Task directions -
Rename every "candle-body" to "candlestick-body" in the records, from the start up to and including the line with "560, 187, 579]". Give only those lines again, with nothing else changed.

--------------------

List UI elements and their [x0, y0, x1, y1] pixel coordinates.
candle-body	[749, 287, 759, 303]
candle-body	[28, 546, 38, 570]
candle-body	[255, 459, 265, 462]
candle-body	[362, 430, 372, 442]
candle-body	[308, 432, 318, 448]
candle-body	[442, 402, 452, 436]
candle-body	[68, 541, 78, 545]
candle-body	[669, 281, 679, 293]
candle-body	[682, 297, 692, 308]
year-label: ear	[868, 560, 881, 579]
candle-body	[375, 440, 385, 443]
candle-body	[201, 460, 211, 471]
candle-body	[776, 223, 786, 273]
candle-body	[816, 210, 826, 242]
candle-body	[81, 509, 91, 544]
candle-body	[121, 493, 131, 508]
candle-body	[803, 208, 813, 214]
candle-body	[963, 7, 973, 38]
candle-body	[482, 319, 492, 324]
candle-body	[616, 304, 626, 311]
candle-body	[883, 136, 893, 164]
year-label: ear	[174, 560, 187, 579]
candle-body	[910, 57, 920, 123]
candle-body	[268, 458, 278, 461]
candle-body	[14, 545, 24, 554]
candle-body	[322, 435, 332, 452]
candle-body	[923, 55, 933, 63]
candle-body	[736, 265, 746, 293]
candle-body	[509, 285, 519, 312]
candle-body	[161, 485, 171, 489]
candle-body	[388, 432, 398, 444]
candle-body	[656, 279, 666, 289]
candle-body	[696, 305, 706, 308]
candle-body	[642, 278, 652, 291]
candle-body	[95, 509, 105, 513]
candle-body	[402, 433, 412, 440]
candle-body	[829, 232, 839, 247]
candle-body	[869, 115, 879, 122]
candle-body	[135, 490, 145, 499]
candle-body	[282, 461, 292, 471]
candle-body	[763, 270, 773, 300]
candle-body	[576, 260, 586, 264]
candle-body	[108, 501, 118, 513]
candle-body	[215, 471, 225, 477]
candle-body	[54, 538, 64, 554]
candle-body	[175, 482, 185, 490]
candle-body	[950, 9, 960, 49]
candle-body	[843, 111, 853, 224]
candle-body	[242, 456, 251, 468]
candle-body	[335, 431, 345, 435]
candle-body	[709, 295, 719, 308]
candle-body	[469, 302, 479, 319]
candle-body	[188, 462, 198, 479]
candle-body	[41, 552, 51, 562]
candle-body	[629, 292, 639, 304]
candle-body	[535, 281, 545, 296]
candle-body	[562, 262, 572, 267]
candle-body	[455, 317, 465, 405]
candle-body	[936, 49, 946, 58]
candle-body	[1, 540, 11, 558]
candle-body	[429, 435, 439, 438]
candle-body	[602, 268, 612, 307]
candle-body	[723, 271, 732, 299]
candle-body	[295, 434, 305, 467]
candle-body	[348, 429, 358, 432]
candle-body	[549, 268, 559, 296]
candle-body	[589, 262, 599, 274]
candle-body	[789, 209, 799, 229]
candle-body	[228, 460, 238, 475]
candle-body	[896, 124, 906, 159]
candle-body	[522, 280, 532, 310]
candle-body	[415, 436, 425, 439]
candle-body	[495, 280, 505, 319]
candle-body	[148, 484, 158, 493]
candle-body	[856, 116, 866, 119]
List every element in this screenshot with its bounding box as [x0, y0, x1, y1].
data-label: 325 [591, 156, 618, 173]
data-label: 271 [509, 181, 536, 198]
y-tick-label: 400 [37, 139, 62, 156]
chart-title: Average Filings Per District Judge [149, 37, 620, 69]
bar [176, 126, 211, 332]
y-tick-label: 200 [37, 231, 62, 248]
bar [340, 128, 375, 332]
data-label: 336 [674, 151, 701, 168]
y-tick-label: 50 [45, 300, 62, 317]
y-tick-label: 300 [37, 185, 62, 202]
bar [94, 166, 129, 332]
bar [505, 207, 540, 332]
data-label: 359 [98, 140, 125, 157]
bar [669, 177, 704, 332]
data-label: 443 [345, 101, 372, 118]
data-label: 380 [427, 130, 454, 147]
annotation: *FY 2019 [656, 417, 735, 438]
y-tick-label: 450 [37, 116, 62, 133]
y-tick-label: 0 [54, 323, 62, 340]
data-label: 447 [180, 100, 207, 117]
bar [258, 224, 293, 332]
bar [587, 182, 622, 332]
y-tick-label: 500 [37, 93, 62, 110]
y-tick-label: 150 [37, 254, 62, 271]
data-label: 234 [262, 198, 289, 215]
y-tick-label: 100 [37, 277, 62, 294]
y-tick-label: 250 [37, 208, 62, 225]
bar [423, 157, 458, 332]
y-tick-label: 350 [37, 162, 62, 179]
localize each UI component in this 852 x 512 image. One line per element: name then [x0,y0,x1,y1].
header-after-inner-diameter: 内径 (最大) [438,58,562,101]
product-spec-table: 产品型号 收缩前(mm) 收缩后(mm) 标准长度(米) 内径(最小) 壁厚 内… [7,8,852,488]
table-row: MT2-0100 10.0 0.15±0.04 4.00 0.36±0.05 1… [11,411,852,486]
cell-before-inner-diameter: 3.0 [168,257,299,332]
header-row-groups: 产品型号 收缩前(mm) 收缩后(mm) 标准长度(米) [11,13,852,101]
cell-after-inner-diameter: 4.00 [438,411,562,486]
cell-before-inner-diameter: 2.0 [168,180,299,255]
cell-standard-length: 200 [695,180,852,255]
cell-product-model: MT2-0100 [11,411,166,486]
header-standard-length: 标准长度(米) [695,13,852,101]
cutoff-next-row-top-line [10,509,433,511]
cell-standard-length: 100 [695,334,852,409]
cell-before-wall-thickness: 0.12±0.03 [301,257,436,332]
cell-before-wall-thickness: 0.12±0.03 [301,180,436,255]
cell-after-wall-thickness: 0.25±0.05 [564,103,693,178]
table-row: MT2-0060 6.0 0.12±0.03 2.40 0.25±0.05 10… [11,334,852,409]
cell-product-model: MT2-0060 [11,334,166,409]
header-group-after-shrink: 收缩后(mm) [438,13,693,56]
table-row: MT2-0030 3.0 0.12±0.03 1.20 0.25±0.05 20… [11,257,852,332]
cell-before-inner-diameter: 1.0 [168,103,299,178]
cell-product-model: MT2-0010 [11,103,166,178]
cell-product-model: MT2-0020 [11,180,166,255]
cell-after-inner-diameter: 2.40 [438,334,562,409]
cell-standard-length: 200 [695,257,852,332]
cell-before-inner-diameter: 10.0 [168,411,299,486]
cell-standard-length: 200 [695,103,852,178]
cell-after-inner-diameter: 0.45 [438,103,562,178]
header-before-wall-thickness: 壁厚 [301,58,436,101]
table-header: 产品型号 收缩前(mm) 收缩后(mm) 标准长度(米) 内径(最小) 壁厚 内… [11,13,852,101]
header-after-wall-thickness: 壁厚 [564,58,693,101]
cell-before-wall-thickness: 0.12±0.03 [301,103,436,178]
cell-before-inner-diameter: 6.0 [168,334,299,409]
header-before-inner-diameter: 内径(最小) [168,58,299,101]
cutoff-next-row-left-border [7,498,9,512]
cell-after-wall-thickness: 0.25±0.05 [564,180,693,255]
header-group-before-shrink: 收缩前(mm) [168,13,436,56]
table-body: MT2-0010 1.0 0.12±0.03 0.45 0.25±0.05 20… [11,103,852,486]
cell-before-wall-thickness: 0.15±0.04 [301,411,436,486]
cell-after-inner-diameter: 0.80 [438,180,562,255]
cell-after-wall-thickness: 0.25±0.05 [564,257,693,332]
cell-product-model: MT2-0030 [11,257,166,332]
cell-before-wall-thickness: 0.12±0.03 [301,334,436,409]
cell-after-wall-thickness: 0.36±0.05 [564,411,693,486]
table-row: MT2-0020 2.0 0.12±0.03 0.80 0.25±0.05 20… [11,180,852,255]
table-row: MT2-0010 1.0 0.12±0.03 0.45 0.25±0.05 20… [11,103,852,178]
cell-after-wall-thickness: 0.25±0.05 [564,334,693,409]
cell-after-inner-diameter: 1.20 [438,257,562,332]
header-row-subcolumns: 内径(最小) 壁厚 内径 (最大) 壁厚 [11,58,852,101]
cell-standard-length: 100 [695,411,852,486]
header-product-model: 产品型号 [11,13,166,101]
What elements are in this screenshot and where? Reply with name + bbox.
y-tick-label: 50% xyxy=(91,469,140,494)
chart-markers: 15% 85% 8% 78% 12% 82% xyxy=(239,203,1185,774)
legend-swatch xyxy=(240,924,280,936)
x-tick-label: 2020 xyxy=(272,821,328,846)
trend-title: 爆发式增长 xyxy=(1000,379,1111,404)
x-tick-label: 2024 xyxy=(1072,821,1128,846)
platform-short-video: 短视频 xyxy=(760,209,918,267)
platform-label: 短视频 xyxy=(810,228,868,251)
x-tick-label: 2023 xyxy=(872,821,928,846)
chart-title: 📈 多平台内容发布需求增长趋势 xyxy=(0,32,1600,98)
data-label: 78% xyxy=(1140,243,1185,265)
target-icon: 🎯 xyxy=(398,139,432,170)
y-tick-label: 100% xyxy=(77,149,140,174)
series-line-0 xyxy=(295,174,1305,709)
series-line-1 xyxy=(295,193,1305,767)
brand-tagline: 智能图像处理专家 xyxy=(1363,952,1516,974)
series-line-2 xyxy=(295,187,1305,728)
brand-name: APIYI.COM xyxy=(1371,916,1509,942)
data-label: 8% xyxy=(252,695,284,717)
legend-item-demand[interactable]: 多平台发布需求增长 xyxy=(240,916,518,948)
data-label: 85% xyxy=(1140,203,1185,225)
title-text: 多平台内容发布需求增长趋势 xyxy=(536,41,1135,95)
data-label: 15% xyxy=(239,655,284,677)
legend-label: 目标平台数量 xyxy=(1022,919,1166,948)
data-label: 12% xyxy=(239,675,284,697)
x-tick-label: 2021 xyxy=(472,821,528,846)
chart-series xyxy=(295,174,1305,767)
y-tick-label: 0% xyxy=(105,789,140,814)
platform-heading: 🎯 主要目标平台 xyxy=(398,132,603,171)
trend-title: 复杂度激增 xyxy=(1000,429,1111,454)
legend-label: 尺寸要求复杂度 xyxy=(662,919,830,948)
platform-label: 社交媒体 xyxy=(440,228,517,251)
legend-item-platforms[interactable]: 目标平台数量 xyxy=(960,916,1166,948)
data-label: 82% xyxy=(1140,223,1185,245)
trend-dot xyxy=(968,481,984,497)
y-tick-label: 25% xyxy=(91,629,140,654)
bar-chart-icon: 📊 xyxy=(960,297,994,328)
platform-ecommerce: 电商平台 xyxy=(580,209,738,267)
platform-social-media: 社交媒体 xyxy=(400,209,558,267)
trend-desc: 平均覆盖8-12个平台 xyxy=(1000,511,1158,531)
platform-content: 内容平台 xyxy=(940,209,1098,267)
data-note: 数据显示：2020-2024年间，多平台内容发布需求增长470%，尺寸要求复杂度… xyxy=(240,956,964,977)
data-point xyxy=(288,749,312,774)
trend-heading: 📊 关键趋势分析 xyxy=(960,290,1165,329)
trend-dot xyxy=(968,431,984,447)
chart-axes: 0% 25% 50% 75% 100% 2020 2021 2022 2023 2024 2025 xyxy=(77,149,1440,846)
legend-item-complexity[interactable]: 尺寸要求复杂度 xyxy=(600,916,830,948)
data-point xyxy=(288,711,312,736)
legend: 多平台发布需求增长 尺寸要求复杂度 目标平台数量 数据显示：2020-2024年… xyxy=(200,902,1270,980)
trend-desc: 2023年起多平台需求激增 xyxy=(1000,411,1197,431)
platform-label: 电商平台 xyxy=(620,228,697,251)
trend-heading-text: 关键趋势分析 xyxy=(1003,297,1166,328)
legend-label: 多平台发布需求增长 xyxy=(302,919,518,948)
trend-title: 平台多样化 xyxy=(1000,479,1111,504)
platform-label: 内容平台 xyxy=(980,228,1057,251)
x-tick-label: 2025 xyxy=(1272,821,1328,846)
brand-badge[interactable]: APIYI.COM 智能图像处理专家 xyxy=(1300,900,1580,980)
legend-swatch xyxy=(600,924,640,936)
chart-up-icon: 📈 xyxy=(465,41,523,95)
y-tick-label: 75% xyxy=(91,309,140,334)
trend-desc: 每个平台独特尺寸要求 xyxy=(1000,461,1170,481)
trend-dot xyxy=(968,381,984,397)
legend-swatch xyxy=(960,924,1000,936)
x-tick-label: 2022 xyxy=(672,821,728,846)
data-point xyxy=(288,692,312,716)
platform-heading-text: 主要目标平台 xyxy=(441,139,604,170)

--------------------

Exercise answer -
List UI elements and their [x0, y0, x1, y1] pixel coordinates.
candlestick-body	[749, 287, 759, 303]
candlestick-body	[28, 546, 38, 570]
candlestick-body	[255, 459, 265, 462]
candlestick-body	[362, 430, 372, 442]
candlestick-body	[308, 432, 318, 448]
candlestick-body	[442, 402, 452, 436]
candlestick-body	[68, 541, 78, 545]
candlestick-body	[669, 281, 679, 293]
candlestick-body	[682, 297, 692, 308]
year-label: ear	[868, 560, 881, 579]
candlestick-body	[375, 440, 385, 443]
candlestick-body	[201, 460, 211, 471]
candlestick-body	[776, 223, 786, 273]
candlestick-body	[816, 210, 826, 242]
candlestick-body	[81, 509, 91, 544]
candlestick-body	[121, 493, 131, 508]
candlestick-body	[803, 208, 813, 214]
candlestick-body	[963, 7, 973, 38]
candlestick-body	[482, 319, 492, 324]
candlestick-body	[616, 304, 626, 311]
candlestick-body	[883, 136, 893, 164]
year-label: ear	[174, 560, 187, 579]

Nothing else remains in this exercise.